┌─ Dataset records

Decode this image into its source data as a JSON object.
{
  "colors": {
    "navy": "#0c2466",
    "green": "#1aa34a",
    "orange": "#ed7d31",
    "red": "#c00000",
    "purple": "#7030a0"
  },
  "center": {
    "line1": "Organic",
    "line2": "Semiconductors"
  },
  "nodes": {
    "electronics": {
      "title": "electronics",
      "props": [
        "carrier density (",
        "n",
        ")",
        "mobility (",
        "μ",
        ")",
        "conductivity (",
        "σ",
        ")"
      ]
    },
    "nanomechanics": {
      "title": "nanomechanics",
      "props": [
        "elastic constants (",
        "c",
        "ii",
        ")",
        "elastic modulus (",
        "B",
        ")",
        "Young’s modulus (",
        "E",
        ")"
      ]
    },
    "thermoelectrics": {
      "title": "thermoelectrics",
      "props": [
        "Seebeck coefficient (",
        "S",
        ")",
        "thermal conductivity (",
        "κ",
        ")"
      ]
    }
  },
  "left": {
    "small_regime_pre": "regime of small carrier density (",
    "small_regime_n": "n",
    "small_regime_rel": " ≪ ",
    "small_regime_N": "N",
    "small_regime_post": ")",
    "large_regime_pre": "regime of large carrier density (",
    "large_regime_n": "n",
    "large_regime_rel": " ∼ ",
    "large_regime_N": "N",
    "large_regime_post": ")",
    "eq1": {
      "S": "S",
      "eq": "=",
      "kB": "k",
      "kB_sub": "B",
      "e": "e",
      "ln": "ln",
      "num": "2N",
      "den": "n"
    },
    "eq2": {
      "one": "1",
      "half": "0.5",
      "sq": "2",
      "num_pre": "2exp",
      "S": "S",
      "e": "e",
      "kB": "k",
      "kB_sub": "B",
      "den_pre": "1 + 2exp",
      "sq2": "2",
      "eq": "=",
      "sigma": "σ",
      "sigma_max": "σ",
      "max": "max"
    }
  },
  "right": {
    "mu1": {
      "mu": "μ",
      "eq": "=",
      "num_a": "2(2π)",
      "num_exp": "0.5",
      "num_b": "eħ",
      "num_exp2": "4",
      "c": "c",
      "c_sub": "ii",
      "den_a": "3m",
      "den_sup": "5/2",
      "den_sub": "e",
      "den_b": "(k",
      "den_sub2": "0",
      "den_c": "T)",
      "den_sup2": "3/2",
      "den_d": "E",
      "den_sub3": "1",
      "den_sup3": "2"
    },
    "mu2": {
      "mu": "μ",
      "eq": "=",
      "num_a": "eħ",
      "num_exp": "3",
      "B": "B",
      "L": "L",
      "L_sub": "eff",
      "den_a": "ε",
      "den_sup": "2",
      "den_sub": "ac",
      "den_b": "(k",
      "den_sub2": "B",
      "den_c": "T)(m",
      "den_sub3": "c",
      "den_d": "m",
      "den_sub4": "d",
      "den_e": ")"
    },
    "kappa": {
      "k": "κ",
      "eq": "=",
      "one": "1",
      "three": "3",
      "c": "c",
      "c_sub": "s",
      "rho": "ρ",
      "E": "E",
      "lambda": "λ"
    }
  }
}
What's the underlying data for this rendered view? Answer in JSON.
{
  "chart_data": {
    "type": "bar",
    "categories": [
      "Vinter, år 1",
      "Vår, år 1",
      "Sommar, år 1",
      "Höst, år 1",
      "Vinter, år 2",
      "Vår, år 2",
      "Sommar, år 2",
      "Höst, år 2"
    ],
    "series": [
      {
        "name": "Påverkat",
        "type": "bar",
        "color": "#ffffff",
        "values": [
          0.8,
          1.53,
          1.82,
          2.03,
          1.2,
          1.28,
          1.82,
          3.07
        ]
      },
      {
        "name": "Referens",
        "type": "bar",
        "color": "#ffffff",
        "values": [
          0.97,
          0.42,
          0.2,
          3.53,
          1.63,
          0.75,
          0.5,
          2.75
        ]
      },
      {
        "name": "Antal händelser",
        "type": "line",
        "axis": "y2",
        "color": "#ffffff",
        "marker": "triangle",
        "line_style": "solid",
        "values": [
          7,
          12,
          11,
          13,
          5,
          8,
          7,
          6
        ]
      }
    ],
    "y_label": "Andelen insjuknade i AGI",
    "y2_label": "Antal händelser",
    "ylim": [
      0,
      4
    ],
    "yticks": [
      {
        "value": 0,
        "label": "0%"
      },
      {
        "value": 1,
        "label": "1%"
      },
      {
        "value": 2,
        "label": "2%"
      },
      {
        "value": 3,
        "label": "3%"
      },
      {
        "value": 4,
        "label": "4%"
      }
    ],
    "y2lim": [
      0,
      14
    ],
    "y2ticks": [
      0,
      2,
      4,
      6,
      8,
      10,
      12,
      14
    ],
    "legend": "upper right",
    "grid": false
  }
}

└─

» **Work to complete**:
Write out the whole listing again. Match it word for word.

» **Written answer**:
Decode this image into its source data as a JSON object.
{
  "colors": {
    "navy": "#0c2466",
    "green": "#1aa34a",
    "orange": "#ed7d31",
    "red": "#c00000",
    "purple": "#7030a0"
  },
  "center": {
    "line1": "Organic",
    "line2": "Semiconductors"
  },
  "nodes": {
    "electronics": {
      "title": "electronics",
      "props": [
        "carrier density (",
        "n",
        ")",
        "mobility (",
        "μ",
        ")",
        "conductivity (",
        "σ",
        ")"
      ]
    },
    "nanomechanics": {
      "title": "nanomechanics",
      "props": [
        "elastic constants (",
        "c",
        "ii",
        ")",
        "elastic modulus (",
        "B",
        ")",
        "Young’s modulus (",
        "E",
        ")"
      ]
    },
    "thermoelectrics": {
      "title": "thermoelectrics",
      "props": [
        "Seebeck coefficient (",
        "S",
        ")",
        "thermal conductivity (",
        "κ",
        ")"
      ]
    }
  },
  "left": {
    "small_regime_pre": "regime of small carrier density (",
    "small_regime_n": "n",
    "small_regime_rel": " ≪ ",
    "small_regime_N": "N",
    "small_regime_post": ")",
    "large_regime_pre": "regime of large carrier density (",
    "large_regime_n": "n",
    "large_regime_rel": " ∼ ",
    "large_regime_N": "N",
    "large_regime_post": ")",
    "eq1": {
      "S": "S",
      "eq": "=",
      "kB": "k",
      "kB_sub": "B",
      "e": "e",
      "ln": "ln",
      "num": "2N",
      "den": "n"
    },
    "eq2": {
      "one": "1",
      "half": "0.5",
      "sq": "2",
      "num_pre": "2exp",
      "S": "S",
      "e": "e",
      "kB": "k",
      "kB_sub": "B",
      "den_pre": "1 + 2exp",
      "sq2": "2",
      "eq": "=",
      "sigma": "σ",
      "sigma_max": "σ",
      "max": "max"
    }
  },
  "right": {
    "mu1": {
      "mu": "μ",
      "eq": "=",
      "num_a": "2(2π)",
      "num_exp": "0.5",
      "num_b": "eħ",
      "num_exp2": "4",
      "c": "c",
      "c_sub": "ii",
      "den_a": "3m",
      "den_sup": "5/2",
      "den_sub": "e",
      "den_b": "(k",
      "den_sub2": "0",
      "den_c": "T)",
      "den_sup2": "3/2",
      "den_d": "E",
      "den_sub3": "1",
      "den_sup3": "2"
    },
    "mu2": {
      "mu": "μ",
      "eq": "=",
      "num_a": "eħ",
      "num_exp": "3",
      "B": "B",
      "L": "L",
      "L_sub": "eff",
      "den_a": "ε",
      "den_sup": "2",
      "den_sub": "ac",
      "den_b": "(k",
      "den_sub2": "B",
      "den_c": "T)(m",
      "den_sub3": "c",
      "den_d": "m",
      "den_sub4": "d",
      "den_e": ")"
    },
    "kappa": {
      "k": "κ",
      "eq": "=",
      "one": "1",
      "three": "3",
      "c": "c",
      "c_sub": "s",
      "rho": "ρ",
      "E": "E",
      "lambda": "λ"
    }
  }
}
What's the underlying data for this rendered view? Answer in JSON.
{
  "chart_data": {
    "type": "bar",
    "categories": [
      "Vinter, år 1",
      "Vår, år 1",
      "Sommar, år 1",
      "Höst, år 1",
      "Vinter, år 2",
      "Vår, år 2",
      "Sommar, år 2",
      "Höst, år 2"
    ],
    "series": [
      {
        "name": "Påverkat",
        "type": "bar",
        "color": "#ffffff",
        "values": [
          0.8,
          1.53,
          1.82,
          2.03,
          1.2,
          1.28,
          1.82,
          3.07
        ]
      },
      {
        "name": "Referens",
        "type": "bar",
        "color": "#ffffff",
        "values": [
          0.97,
          0.42,
          0.2,
          3.53,
          1.63,
          0.75,
          0.5,
          2.75
        ]
      },
      {
        "name": "Antal händelser",
        "type": "line",
        "axis": "y2",
        "color": "#ffffff",
        "marker": "triangle",
        "line_style": "solid",
        "values": [
          7,
          12,
          11,
          13,
          5,
          8,
          7,
          6
        ]
      }
    ],
    "y_label": "Andelen insjuknade i AGI",
    "y2_label": "Antal händelser",
    "ylim": [
      0,
      4
    ],
    "yticks": [
      {
        "value": 0,
        "label": "0%"
      },
      {
        "value": 1,
        "label": "1%"
      },
      {
        "value": 2,
        "label": "2%"
      },
      {
        "value": 3,
        "label": "3%"
      },
      {
        "value": 4,
        "label": "4%"
      }
    ],
    "y2lim": [
      0,
      14
    ],
    "y2ticks": [
      0,
      2,
      4,
      6,
      8,
      10,
      12,
      14
    ],
    "legend": "upper right",
    "grid": false
  }
}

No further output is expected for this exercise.